• **Problem details**: Filter the records below for the word "JSON". Copy each line that holds it.

• **Data excerpts**:
################

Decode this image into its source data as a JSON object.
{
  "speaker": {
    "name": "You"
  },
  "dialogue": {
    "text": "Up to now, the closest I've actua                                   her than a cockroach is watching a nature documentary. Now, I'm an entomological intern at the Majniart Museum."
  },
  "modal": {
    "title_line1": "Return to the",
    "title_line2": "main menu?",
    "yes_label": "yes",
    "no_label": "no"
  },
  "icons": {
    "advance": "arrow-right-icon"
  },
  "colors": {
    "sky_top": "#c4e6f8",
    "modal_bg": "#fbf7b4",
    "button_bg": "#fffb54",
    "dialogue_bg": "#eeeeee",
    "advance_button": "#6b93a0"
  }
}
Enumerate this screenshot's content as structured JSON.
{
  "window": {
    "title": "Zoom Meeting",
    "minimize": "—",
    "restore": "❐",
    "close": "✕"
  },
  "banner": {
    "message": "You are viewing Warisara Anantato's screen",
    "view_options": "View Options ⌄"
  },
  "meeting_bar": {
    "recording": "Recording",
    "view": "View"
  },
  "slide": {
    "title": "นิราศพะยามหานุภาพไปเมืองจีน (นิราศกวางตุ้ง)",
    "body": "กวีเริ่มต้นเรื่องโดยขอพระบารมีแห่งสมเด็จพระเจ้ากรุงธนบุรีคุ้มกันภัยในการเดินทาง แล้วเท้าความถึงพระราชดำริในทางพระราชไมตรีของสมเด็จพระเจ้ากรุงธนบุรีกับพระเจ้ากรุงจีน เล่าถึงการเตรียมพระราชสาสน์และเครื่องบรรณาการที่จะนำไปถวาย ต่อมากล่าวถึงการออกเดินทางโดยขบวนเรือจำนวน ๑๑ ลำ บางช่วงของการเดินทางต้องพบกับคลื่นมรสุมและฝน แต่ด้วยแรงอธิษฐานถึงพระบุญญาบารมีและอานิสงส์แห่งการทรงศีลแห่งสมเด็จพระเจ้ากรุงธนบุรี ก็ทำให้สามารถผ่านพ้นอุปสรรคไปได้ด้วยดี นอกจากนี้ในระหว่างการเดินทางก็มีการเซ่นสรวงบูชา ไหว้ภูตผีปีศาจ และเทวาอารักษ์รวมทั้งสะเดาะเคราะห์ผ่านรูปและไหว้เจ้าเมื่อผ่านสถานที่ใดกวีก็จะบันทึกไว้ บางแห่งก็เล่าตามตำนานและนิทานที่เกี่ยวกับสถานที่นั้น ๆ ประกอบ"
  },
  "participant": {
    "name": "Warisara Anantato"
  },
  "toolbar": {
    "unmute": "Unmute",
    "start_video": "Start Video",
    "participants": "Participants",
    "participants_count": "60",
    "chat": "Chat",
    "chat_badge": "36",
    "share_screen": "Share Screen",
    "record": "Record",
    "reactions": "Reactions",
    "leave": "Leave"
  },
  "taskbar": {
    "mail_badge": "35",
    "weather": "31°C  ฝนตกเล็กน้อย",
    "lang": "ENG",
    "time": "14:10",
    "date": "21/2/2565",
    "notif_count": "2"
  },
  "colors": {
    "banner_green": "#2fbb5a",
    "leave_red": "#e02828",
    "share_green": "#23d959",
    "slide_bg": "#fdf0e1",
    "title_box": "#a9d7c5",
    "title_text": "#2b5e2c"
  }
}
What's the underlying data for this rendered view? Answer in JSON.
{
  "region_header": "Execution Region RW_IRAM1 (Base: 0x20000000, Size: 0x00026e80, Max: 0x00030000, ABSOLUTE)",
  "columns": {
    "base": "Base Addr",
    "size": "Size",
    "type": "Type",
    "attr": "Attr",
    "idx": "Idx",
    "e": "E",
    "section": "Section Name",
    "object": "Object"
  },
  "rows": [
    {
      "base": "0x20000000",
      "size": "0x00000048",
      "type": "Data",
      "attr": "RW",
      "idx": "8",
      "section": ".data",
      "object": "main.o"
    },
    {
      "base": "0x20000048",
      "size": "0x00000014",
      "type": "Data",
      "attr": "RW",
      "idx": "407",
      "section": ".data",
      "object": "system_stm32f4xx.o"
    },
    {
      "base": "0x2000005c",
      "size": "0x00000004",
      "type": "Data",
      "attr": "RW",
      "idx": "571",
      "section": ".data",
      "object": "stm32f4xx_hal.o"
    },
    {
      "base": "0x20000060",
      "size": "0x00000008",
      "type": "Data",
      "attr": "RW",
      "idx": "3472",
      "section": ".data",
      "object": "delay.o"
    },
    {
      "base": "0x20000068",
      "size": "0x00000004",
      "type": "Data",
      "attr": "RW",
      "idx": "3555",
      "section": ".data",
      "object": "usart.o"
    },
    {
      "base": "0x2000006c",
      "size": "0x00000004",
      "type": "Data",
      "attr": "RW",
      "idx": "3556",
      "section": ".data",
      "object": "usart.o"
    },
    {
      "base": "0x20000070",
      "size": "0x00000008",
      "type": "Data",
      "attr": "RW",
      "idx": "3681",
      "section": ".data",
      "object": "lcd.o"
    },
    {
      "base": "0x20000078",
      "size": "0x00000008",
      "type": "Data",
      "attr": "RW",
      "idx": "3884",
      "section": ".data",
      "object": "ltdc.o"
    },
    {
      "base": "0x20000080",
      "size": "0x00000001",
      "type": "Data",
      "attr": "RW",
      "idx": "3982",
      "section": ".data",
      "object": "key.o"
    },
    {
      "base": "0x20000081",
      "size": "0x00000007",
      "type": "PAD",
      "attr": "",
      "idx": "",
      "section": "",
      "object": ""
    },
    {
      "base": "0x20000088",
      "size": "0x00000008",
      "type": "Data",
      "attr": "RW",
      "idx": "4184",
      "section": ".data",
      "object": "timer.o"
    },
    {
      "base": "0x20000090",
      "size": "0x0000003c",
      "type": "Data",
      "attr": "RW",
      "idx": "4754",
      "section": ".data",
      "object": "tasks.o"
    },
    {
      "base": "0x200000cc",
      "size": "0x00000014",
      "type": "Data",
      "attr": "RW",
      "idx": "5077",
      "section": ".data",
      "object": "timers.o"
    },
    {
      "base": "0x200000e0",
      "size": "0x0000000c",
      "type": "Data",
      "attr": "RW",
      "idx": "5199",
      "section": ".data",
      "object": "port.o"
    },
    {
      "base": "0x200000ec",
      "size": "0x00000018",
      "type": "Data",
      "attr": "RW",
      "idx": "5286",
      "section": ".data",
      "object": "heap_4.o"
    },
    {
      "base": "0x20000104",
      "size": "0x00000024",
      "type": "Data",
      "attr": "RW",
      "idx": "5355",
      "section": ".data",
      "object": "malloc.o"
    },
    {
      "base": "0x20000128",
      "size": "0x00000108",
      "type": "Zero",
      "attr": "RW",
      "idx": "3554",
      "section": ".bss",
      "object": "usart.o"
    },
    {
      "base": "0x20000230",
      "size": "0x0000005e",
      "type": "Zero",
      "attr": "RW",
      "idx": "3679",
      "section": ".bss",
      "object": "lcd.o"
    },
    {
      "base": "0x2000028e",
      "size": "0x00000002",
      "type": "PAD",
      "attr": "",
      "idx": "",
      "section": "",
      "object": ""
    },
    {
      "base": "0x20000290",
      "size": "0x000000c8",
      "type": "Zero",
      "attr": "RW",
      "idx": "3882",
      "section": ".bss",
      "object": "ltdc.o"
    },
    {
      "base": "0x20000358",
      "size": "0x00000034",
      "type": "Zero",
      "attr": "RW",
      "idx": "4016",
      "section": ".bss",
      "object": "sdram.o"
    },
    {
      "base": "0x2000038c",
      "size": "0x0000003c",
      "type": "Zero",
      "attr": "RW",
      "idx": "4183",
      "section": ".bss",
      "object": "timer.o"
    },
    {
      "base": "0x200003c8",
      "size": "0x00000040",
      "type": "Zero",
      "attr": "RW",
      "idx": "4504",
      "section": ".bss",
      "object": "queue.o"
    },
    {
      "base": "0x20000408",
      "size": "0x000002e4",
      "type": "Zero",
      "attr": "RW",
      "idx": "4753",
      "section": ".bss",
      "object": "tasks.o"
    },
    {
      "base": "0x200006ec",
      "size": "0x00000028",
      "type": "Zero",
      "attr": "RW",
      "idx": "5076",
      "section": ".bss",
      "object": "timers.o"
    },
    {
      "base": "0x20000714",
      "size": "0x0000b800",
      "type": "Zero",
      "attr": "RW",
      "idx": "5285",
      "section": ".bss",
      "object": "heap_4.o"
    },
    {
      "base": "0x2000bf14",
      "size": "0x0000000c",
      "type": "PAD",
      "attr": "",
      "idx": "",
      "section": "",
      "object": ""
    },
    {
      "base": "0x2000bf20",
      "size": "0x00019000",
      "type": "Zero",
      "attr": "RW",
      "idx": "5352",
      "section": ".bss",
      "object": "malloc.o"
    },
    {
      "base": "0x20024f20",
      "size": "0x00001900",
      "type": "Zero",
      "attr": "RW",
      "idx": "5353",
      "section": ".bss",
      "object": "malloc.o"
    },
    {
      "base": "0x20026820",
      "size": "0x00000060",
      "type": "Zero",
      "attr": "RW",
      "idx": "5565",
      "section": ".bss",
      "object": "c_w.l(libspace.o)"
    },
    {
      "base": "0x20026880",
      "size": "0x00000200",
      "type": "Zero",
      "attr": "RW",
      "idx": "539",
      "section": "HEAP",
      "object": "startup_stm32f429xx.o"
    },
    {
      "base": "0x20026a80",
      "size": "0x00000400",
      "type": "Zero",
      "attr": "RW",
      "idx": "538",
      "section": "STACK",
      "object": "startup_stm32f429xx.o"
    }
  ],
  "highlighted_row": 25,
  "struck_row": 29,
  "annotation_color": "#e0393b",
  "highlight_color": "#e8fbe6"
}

################

• **Final answer**:
Decode this image into its source data as a JSON object.
Enumerate this screenshot's content as structured JSON.
What's the underlying data for this rendered view? Answer in JSON.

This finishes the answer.